Work to complete >> I would like every line of the records below that contains the word "JSON" copied.

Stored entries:
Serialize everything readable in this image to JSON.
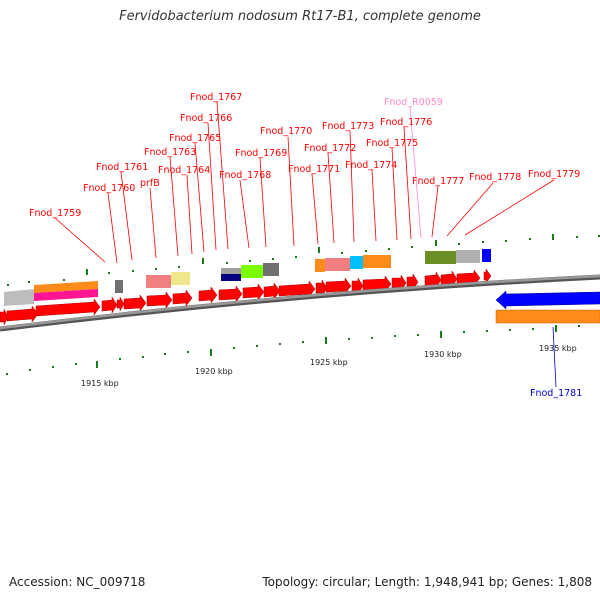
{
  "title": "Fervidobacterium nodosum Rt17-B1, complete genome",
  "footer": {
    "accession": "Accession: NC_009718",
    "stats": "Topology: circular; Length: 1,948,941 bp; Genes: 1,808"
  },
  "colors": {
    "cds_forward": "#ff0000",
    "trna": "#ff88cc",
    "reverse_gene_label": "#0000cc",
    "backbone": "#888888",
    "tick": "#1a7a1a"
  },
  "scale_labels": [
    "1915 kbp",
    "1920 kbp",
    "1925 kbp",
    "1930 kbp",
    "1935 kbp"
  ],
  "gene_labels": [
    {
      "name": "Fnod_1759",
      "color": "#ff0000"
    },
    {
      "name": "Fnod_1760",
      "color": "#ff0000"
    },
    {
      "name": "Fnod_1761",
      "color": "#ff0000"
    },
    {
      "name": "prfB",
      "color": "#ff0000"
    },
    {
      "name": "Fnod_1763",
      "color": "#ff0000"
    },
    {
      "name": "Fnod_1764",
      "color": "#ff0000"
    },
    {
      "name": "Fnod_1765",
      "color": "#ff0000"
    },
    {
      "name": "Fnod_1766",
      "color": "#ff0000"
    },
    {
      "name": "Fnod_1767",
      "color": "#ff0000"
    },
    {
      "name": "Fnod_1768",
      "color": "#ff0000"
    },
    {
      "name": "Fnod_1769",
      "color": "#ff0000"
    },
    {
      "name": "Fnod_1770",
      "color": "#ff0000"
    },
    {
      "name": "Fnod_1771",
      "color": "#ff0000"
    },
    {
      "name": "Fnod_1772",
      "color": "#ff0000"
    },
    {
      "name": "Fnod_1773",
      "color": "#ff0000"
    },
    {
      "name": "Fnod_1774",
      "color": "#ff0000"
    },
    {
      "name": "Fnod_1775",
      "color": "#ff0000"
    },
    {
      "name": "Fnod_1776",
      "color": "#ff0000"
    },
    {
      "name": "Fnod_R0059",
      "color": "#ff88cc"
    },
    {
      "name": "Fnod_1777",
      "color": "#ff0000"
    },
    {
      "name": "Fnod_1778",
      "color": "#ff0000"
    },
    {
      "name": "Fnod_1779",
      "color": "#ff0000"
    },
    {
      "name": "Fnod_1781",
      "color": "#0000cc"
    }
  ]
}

...

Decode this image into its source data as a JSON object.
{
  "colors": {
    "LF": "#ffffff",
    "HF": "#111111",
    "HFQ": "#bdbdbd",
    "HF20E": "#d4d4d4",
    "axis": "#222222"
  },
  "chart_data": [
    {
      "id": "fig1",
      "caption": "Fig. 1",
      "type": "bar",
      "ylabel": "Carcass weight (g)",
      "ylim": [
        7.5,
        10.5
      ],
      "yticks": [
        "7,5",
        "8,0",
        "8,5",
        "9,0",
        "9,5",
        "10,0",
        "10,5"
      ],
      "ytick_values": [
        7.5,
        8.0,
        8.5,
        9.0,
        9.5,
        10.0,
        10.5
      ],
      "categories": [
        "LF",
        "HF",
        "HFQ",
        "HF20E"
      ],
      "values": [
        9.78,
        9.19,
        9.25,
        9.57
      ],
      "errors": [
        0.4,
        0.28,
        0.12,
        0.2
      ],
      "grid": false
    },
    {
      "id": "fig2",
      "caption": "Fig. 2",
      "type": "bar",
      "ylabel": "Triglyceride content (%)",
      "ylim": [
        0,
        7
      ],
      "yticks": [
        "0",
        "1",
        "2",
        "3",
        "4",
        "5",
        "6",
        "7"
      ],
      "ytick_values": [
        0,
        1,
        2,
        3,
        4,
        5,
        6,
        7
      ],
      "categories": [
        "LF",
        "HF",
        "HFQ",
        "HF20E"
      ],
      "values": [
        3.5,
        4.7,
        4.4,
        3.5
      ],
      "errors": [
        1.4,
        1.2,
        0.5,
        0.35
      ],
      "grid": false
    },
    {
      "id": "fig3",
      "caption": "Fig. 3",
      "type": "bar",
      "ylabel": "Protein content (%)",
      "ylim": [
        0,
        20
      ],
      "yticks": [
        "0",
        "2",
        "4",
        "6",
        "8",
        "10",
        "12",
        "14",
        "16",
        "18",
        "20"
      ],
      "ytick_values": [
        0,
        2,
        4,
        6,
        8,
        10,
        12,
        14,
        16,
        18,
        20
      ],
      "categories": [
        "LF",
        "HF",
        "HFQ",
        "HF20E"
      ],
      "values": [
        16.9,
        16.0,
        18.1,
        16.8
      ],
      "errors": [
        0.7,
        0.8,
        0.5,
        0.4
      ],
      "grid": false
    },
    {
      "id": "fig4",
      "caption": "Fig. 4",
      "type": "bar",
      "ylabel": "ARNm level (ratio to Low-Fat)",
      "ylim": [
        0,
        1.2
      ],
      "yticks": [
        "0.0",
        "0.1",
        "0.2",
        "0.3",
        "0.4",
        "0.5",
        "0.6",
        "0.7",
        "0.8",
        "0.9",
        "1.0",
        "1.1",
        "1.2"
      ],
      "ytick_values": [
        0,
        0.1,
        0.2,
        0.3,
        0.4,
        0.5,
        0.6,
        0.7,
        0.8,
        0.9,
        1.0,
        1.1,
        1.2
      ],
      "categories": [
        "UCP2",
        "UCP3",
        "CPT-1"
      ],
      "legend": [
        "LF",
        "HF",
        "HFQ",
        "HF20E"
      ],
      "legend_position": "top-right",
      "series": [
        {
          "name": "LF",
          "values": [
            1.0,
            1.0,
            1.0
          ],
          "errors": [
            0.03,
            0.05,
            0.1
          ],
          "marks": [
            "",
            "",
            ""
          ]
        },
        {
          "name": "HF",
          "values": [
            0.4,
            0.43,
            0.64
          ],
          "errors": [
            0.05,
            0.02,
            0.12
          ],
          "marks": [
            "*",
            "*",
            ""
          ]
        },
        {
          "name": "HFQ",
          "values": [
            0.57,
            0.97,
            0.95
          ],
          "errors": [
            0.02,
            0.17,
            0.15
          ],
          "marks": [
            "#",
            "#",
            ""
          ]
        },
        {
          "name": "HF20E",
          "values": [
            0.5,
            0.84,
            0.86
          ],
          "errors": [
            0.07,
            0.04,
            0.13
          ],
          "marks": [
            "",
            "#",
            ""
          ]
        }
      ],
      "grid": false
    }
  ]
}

Response >>
Serialize everything readable in this image to JSON.
Decode this image into its source data as a JSON object.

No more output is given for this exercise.